● **Exercise**
Check every line of the entries that follow, and copy the ones containing "things".

● **Dataset records**
====
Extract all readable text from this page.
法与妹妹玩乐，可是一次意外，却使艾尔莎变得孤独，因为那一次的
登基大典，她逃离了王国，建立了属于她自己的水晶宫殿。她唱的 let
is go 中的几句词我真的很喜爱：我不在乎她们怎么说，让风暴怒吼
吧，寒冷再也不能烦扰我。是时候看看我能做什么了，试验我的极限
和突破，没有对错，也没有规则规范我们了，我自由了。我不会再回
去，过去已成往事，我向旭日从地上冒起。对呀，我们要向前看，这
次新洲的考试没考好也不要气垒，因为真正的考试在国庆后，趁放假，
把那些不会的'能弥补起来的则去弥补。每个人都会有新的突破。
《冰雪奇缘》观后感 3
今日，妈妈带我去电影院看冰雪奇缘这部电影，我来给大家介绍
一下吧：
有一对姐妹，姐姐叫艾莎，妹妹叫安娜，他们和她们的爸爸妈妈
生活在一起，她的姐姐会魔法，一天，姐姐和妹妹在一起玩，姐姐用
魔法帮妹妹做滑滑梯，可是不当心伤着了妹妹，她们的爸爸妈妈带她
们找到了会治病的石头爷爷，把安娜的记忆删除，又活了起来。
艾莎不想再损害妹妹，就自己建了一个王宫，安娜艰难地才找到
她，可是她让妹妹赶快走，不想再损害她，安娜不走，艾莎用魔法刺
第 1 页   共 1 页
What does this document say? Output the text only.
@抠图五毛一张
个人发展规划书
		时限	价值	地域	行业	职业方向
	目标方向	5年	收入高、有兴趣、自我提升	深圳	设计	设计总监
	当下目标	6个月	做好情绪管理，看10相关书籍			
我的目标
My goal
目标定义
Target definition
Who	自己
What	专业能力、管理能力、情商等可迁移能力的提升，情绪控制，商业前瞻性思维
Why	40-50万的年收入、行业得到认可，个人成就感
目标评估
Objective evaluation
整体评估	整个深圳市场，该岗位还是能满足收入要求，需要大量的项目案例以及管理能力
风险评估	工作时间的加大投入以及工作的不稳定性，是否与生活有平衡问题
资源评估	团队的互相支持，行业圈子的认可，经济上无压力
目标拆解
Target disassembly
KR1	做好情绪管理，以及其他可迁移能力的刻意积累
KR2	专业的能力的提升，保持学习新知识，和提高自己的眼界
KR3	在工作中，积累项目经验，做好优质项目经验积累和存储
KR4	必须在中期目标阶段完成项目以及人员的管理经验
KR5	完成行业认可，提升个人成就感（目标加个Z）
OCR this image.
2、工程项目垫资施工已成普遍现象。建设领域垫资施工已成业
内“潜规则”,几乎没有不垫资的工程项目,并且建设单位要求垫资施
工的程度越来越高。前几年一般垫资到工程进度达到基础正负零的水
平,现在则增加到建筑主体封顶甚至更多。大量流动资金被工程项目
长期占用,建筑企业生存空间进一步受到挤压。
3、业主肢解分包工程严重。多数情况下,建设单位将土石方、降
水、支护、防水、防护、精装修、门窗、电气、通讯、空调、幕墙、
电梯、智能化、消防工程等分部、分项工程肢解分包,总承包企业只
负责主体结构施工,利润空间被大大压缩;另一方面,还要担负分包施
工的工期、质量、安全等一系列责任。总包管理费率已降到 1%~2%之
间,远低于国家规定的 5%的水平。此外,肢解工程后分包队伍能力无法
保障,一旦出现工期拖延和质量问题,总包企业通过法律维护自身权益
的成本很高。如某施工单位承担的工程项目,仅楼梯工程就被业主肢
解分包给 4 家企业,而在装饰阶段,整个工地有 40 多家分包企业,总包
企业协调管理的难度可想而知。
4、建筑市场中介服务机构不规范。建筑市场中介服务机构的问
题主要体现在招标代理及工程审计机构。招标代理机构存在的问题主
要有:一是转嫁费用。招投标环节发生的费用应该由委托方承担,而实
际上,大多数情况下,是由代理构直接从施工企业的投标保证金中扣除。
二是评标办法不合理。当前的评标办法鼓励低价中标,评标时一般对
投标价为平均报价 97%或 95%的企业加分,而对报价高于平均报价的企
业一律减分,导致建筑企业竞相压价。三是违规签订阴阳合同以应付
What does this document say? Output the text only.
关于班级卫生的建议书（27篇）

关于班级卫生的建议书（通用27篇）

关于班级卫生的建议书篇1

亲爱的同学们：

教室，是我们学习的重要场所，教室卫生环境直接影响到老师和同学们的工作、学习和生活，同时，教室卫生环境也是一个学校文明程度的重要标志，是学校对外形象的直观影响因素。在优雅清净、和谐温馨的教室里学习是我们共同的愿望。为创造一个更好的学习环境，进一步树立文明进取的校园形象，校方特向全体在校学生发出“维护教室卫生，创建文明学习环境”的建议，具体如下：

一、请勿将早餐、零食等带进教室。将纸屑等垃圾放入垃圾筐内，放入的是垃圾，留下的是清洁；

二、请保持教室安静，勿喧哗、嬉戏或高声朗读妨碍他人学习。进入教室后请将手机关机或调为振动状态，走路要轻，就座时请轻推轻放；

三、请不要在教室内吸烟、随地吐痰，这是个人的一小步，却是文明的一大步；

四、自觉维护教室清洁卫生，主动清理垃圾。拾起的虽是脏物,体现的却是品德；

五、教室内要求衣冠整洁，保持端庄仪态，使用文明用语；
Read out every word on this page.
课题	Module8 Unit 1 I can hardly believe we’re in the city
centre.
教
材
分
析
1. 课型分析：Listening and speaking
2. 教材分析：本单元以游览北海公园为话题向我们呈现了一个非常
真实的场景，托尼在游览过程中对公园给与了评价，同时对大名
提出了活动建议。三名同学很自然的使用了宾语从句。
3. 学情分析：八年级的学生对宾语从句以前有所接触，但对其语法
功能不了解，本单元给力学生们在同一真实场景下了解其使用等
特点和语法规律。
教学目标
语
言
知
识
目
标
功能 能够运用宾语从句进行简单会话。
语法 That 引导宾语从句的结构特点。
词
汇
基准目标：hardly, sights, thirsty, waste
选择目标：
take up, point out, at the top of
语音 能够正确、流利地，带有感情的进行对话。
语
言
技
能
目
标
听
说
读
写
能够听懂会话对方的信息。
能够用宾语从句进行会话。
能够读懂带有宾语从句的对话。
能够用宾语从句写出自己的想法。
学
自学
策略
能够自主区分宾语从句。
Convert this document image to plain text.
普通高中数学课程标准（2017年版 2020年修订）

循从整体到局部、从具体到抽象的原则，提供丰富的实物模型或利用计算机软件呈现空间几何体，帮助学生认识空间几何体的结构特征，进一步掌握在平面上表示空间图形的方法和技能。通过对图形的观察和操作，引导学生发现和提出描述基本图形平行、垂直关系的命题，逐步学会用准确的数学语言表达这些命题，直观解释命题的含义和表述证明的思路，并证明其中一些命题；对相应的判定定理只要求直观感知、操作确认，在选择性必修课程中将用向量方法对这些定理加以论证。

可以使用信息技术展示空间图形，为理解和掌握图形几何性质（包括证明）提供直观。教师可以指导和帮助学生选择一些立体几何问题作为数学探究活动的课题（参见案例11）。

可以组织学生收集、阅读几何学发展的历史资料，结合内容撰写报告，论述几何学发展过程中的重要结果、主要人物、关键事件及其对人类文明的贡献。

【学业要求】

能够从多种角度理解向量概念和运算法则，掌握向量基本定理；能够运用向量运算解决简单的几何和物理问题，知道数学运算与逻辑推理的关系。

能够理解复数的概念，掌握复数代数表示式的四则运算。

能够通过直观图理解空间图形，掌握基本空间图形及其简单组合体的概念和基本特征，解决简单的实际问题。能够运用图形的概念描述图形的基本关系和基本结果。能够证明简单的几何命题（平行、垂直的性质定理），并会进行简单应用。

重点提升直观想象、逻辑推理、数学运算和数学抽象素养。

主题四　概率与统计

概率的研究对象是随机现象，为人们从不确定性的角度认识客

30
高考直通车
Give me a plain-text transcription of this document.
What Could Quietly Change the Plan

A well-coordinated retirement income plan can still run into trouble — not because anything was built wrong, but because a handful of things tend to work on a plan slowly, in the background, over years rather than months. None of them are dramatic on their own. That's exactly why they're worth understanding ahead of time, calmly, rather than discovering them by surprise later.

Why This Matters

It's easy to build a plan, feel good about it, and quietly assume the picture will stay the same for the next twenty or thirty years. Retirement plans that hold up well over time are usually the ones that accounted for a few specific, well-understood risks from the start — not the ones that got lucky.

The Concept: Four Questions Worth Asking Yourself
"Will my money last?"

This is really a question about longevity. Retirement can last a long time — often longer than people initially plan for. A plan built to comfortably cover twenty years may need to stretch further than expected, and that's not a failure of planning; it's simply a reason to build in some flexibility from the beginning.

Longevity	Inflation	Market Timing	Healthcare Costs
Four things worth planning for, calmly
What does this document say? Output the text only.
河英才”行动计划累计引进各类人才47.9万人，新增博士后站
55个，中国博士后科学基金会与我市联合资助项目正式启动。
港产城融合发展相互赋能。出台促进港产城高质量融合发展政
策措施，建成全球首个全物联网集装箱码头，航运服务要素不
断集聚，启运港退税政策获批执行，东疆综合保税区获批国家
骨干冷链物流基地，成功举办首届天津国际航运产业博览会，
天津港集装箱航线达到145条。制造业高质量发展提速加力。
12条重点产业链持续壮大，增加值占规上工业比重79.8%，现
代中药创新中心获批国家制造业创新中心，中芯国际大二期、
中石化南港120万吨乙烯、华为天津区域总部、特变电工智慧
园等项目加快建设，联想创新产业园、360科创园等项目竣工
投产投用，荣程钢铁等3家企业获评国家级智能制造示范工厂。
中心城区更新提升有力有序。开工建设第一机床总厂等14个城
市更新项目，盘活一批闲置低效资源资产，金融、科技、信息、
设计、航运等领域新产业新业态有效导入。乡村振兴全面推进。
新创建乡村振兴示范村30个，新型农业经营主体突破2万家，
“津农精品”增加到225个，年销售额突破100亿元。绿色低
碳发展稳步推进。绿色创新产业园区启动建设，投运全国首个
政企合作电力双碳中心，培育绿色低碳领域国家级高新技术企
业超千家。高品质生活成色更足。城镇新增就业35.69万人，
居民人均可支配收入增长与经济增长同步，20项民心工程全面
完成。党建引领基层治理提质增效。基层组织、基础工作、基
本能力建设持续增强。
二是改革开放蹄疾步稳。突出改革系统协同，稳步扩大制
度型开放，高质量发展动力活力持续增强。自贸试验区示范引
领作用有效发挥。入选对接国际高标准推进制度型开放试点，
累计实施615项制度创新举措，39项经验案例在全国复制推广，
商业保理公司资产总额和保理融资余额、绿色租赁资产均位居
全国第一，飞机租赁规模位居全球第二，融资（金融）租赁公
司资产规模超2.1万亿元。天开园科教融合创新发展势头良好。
====
● **Written solution**
A well-coordinated retirement income plan can still run into trouble — not because anything was built wrong, but because a handful of things tend to work on a plan slowly, in the background, over years rather than months. None of them are dramatic on their own. That's exactly why they're worth understanding ahead of time, calmly, rather than discovering them by surprise later.
Four things worth planning for, calmly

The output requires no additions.